● Directions for this task
Leaving the pictures aside, return all of the data below exactly.

(Page text dataset records)
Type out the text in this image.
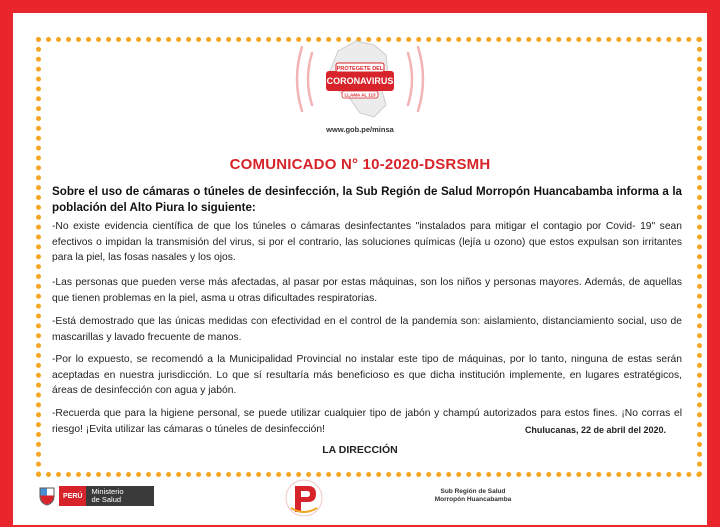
PROTEGETE DEL
CORONAVIRUS
LLAMA AL 113
www.gob.pe/minsa
COMUNICADO N° 10-2020-DSRSMH
Sobre el uso de cámaras o túneles de desinfección, la Sub Región de Salud Morropón Huancabamba informa a la población del Alto Piura lo siguiente:
-No existe evidencia científica de que los túneles o cámaras desinfectantes "instalados para mitigar el contagio por Covid- 19" sean efectivos o impidan la transmisión del virus, si por el contrario, las soluciones químicas (lejía u ozono) que estos expulsan son irritantes para la piel, las fosas nasales y los ojos.
-Las personas que pueden verse más afectadas, al pasar por estas máquinas, son los niños y personas mayores. Además, de aquellas que tienen problemas en la piel, asma u otras dificultades respiratorias.
-Está demostrado que las únicas medidas con efectividad en el control de la pandemia son: aislamiento, distanciamiento social, uso de mascarillas y lavado frecuente de manos.
-Por lo expuesto, se recomendó a la Municipalidad Provincial no instalar este tipo de máquinas, por lo tanto, ninguna de estas serán aceptadas en nuestra jurisdicción. Lo que sí resultaría más beneficioso es que dicha institución implemente, en lugares estratégicos, áreas de desinfección con agua y jabón.
-Recuerda que para la higiene personal, se puede utilizar cualquier tipo de jabón y champú autorizados para estos fines. ¡No corras el riesgo! ¡Evita utilizar las cámaras o túneles de desinfección!	Chulucanas, 22 de abril del 2020.
LA DIRECCIÓN
PERÚ	Ministerio
de Salud
Sub Región de Salud
Morropón Huancabamba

● Output for this exercise
Type out the text in this image.
PROTEGETE DEL
CORONAVIRUS
LLAMA AL 113
www.gob.pe/minsa
COMUNICADO N° 10-2020-DSRSMH
Sobre el uso de cámaras o túneles de desinfección, la Sub Región de Salud Morropón Huancabamba informa a la población del Alto Piura lo siguiente:
-No existe evidencia científica de que los túneles o cámaras desinfectantes "instalados para mitigar el contagio por Covid- 19" sean efectivos o impidan la transmisión del virus, si por el contrario, las soluciones químicas (lejía u ozono) que estos expulsan son irritantes para la piel, las fosas nasales y los ojos.
-Las personas que pueden verse más afectadas, al pasar por estas máquinas, son los niños y personas mayores. Además, de aquellas que tienen problemas en la piel, asma u otras dificultades respiratorias.
-Está demostrado que las únicas medidas con efectividad en el control de la pandemia son: aislamiento, distanciamiento social, uso de mascarillas y lavado frecuente de manos.
-Por lo expuesto, se recomendó a la Municipalidad Provincial no instalar este tipo de máquinas, por lo tanto, ninguna de estas serán aceptadas en nuestra jurisdicción. Lo que sí resultaría más beneficioso es que dicha institución implemente, en lugares estratégicos, áreas de desinfección con agua y jabón.
-Recuerda que para la higiene personal, se puede utilizar cualquier tipo de jabón y champú autorizados para estos fines. ¡No corras el riesgo! ¡Evita utilizar las cámaras o túneles de desinfección!	Chulucanas, 22 de abril del 2020.
LA DIRECCIÓN
PERÚ	Ministerio
de Salud
Sub Región de Salud
Morropón Huancabamba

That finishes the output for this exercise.